## Task data
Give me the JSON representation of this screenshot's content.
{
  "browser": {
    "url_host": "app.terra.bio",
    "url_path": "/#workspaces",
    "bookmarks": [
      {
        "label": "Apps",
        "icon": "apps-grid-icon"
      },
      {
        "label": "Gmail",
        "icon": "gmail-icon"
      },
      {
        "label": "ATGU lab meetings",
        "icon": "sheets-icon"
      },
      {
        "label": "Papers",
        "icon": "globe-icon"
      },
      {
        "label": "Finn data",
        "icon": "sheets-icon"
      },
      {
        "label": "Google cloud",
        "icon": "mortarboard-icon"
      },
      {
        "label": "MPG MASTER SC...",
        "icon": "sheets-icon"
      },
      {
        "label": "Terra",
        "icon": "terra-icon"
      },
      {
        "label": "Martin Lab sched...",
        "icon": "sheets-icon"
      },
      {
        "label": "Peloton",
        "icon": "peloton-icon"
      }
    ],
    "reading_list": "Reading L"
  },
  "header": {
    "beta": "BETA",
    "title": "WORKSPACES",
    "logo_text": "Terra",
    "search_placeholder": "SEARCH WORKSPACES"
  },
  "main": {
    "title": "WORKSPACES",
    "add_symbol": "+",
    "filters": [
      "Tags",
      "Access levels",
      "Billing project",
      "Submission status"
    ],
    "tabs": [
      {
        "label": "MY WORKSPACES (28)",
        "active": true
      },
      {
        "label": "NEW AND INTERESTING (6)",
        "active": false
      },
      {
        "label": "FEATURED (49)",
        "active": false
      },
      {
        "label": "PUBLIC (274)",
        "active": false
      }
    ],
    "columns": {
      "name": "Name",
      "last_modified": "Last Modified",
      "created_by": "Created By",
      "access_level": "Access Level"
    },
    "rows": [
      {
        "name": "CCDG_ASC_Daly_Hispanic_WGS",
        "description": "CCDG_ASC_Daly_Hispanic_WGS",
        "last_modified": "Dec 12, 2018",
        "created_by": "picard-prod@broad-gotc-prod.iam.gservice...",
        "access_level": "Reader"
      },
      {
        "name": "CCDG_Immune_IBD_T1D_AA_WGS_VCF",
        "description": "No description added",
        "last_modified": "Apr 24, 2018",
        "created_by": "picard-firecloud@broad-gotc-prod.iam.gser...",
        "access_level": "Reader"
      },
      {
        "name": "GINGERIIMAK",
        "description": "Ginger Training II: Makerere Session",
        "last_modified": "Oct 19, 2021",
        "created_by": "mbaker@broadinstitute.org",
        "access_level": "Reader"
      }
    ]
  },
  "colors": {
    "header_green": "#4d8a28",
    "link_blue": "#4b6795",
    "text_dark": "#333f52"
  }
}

## Set problem
Set down each entry again, unchanged.

## Result
Give me the JSON representation of this screenshot's content.
{
  "browser": {
    "url_host": "app.terra.bio",
    "url_path": "/#workspaces",
    "bookmarks": [
      {
        "label": "Apps",
        "icon": "apps-grid-icon"
      },
      {
        "label": "Gmail",
        "icon": "gmail-icon"
      },
      {
        "label": "ATGU lab meetings",
        "icon": "sheets-icon"
      },
      {
        "label": "Papers",
        "icon": "globe-icon"
      },
      {
        "label": "Finn data",
        "icon": "sheets-icon"
      },
      {
        "label": "Google cloud",
        "icon": "mortarboard-icon"
      },
      {
        "label": "MPG MASTER SC...",
        "icon": "sheets-icon"
      },
      {
        "label": "Terra",
        "icon": "terra-icon"
      },
      {
        "label": "Martin Lab sched...",
        "icon": "sheets-icon"
      },
      {
        "label": "Peloton",
        "icon": "peloton-icon"
      }
    ],
    "reading_list": "Reading L"
  },
  "header": {
    "beta": "BETA",
    "title": "WORKSPACES",
    "logo_text": "Terra",
    "search_placeholder": "SEARCH WORKSPACES"
  },
  "main": {
    "title": "WORKSPACES",
    "add_symbol": "+",
    "filters": [
      "Tags",
      "Access levels",
      "Billing project",
      "Submission status"
    ],
    "tabs": [
      {
        "label": "MY WORKSPACES (28)",
        "active": true
      },
      {
        "label": "NEW AND INTERESTING (6)",
        "active": false
      },
      {
        "label": "FEATURED (49)",
        "active": false
      },
      {
        "label": "PUBLIC (274)",
        "active": false
      }
    ],
    "columns": {
      "name": "Name",
      "last_modified": "Last Modified",
      "created_by": "Created By",
      "access_level": "Access Level"
    },
    "rows": [
      {
        "name": "CCDG_ASC_Daly_Hispanic_WGS",
        "description": "CCDG_ASC_Daly_Hispanic_WGS",
        "last_modified": "Dec 12, 2018",
        "created_by": "picard-prod@broad-gotc-prod.iam.gservice...",
        "access_level": "Reader"
      },
      {
        "name": "CCDG_Immune_IBD_T1D_AA_WGS_VCF",
        "description": "No description added",
        "last_modified": "Apr 24, 2018",
        "created_by": "picard-firecloud@broad-gotc-prod.iam.gser...",
        "access_level": "Reader"
      },
      {
        "name": "GINGERIIMAK",
        "description": "Ginger Training II: Makerere Session",
        "last_modified": "Oct 19, 2021",
        "created_by": "mbaker@broadinstitute.org",
        "access_level": "Reader"
      }
    ]
  },
  "colors": {
    "header_green": "#4d8a28",
    "link_blue": "#4b6795",
    "text_dark": "#333f52"
  }
}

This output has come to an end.